[Dataset entries]
========

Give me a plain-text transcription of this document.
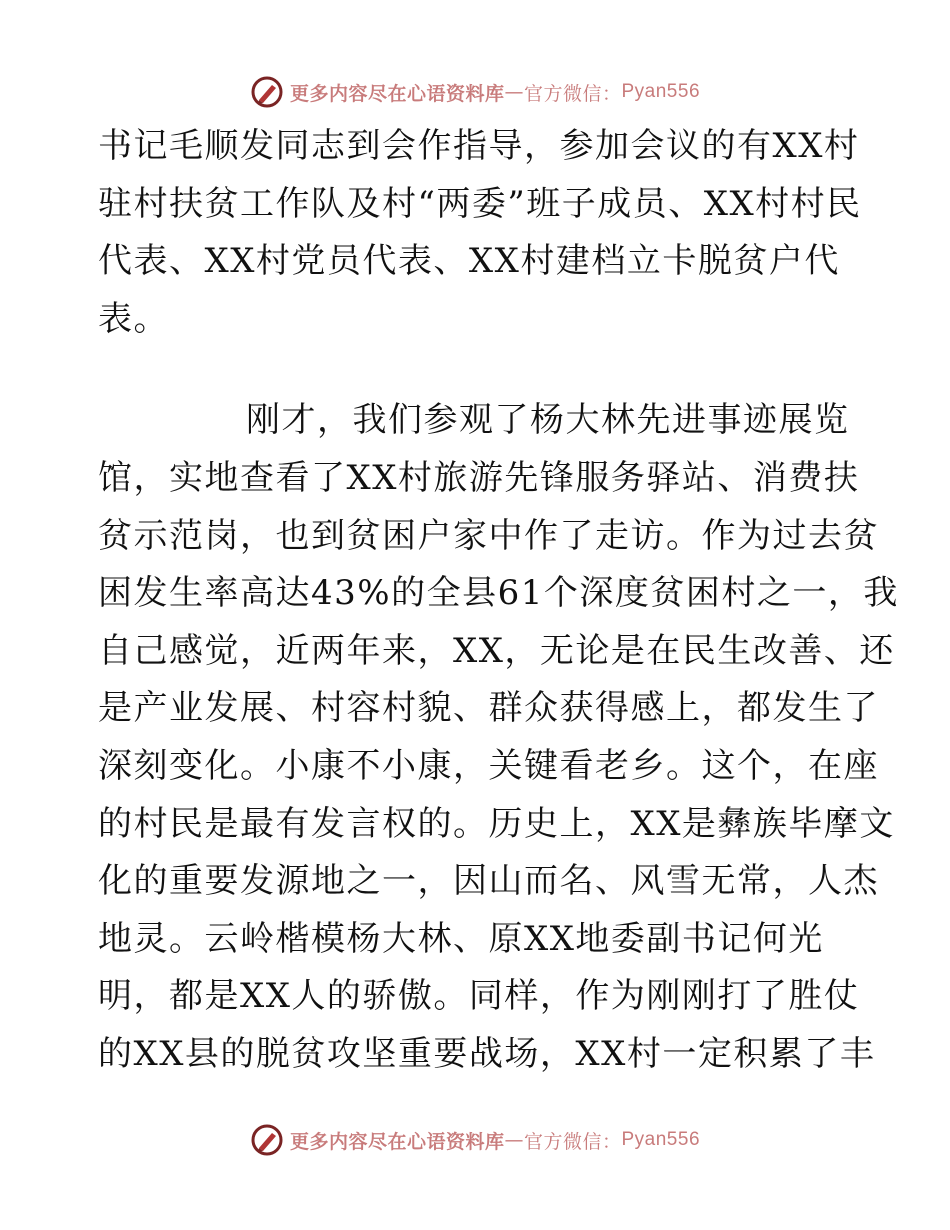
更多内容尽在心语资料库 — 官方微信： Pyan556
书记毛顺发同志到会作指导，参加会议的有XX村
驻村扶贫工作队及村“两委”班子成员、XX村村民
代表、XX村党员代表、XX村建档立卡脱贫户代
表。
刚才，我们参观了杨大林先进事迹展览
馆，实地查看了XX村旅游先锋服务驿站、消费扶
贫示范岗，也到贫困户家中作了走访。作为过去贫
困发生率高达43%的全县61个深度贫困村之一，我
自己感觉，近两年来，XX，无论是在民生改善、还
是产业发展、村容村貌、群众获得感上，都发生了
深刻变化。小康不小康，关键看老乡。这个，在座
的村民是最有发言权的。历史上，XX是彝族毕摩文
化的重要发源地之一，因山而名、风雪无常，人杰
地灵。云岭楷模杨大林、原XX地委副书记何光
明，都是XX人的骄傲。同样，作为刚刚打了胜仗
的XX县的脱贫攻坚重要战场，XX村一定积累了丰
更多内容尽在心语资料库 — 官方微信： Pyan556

========

● **WRITTEN PROBLEM**
Reproduce every line precisely as given, omitting all pictures.

● **RESPONSE TO THE EXERCISE**
Give me a plain-text transcription of this document.
更多内容尽在心语资料库 — 官方微信： Pyan556
书记毛顺发同志到会作指导，参加会议的有XX村
驻村扶贫工作队及村“两委”班子成员、XX村村民
代表、XX村党员代表、XX村建档立卡脱贫户代
表。
刚才，我们参观了杨大林先进事迹展览
馆，实地查看了XX村旅游先锋服务驿站、消费扶
贫示范岗，也到贫困户家中作了走访。作为过去贫
困发生率高达43%的全县61个深度贫困村之一，我
自己感觉，近两年来，XX，无论是在民生改善、还
是产业发展、村容村貌、群众获得感上，都发生了
深刻变化。小康不小康，关键看老乡。这个，在座
的村民是最有发言权的。历史上，XX是彝族毕摩文
化的重要发源地之一，因山而名、风雪无常，人杰
地灵。云岭楷模杨大林、原XX地委副书记何光
明，都是XX人的骄傲。同样，作为刚刚打了胜仗
的XX县的脱贫攻坚重要战场，XX村一定积累了丰
更多内容尽在心语资料库 — 官方微信： Pyan556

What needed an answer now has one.